SET EXERCISE: Which lines hold the word "moon"? Copy each of them.
# Start of DATA IN THIS EXERCISE
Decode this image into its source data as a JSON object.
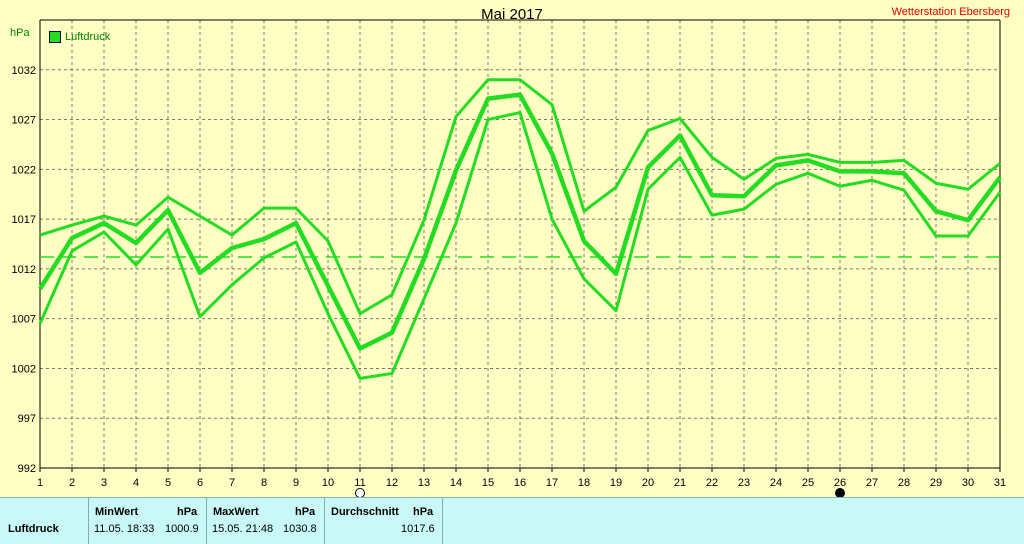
{
  "header": {
    "title": "Mai 2017",
    "station": "Wetterstation Ebersberg",
    "unit": "hPa",
    "legend": "Luftdruck"
  },
  "chart_data": {
    "type": "line",
    "title": "Mai 2017",
    "ylabel": "hPa",
    "ylim": [
      992,
      1037
    ],
    "yticks": [
      992,
      997,
      1002,
      1007,
      1012,
      1017,
      1022,
      1027,
      1032
    ],
    "x": [
      1,
      2,
      3,
      4,
      5,
      6,
      7,
      8,
      9,
      10,
      11,
      12,
      13,
      14,
      15,
      16,
      17,
      18,
      19,
      20,
      21,
      22,
      23,
      24,
      25,
      26,
      27,
      28,
      29,
      30,
      31
    ],
    "grid": true,
    "legend_position": "top-left",
    "reference_line": 1013.2,
    "series": [
      {
        "name": "Luftdruck",
        "role": "max",
        "values": [
          1015.4,
          1016.4,
          1017.3,
          1016.4,
          1019.2,
          1017.3,
          1015.4,
          1018.1,
          1018.1,
          1014.8,
          1007.5,
          1009.4,
          1016.9,
          1027.3,
          1031.0,
          1031.0,
          1028.5,
          1017.8,
          1020.2,
          1025.9,
          1027.1,
          1023.2,
          1021.0,
          1023.1,
          1023.5,
          1022.7,
          1022.7,
          1022.9,
          1020.6,
          1020.0,
          1022.6
        ]
      },
      {
        "name": "Luftdruck",
        "role": "mean",
        "values": [
          1010.0,
          1015.1,
          1016.6,
          1014.6,
          1017.9,
          1011.6,
          1014.1,
          1015.0,
          1016.6,
          1010.3,
          1004.0,
          1005.6,
          1013.0,
          1021.9,
          1029.1,
          1029.5,
          1023.6,
          1014.8,
          1011.5,
          1022.2,
          1025.4,
          1019.4,
          1019.3,
          1022.4,
          1022.9,
          1021.8,
          1021.8,
          1021.6,
          1017.8,
          1016.9,
          1021.2
        ]
      },
      {
        "name": "Luftdruck",
        "role": "min",
        "values": [
          1006.5,
          1013.8,
          1015.7,
          1012.4,
          1016.0,
          1007.2,
          1010.4,
          1013.1,
          1014.7,
          1007.5,
          1001.0,
          1001.5,
          1009.0,
          1016.6,
          1027.0,
          1027.7,
          1017.0,
          1011.0,
          1007.8,
          1020.0,
          1023.2,
          1017.4,
          1018.0,
          1020.5,
          1021.6,
          1020.3,
          1020.9,
          1019.9,
          1015.3,
          1015.3,
          1019.7
        ]
      }
    ],
    "markers": [
      {
        "day": 11,
        "symbol": "new-moon-open"
      },
      {
        "day": 26,
        "symbol": "full-moon-filled"
      }
    ]
  },
  "stats": {
    "row_label": "Luftdruck",
    "min": {
      "header": "MinWert",
      "unit": "hPa",
      "datetime": "11.05. 18:33",
      "value": "1000.9"
    },
    "max": {
      "header": "MaxWert",
      "unit": "hPa",
      "datetime": "15.05. 21:48",
      "value": "1030.8"
    },
    "avg": {
      "header": "Durchschnitt",
      "unit": "hPa",
      "value": "1017.6"
    }
  },
  "colors": {
    "background": "#FFFFC4",
    "line": "#22DD22",
    "grid": "#777777",
    "station": "#E00000",
    "stats_background": "#C8F8F8"
  }
}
# End of DATA IN THIS EXERCISE
COMPLETE RESPONSE:
        "symbol": "new-moon-open"
        "symbol": "full-moon-filled"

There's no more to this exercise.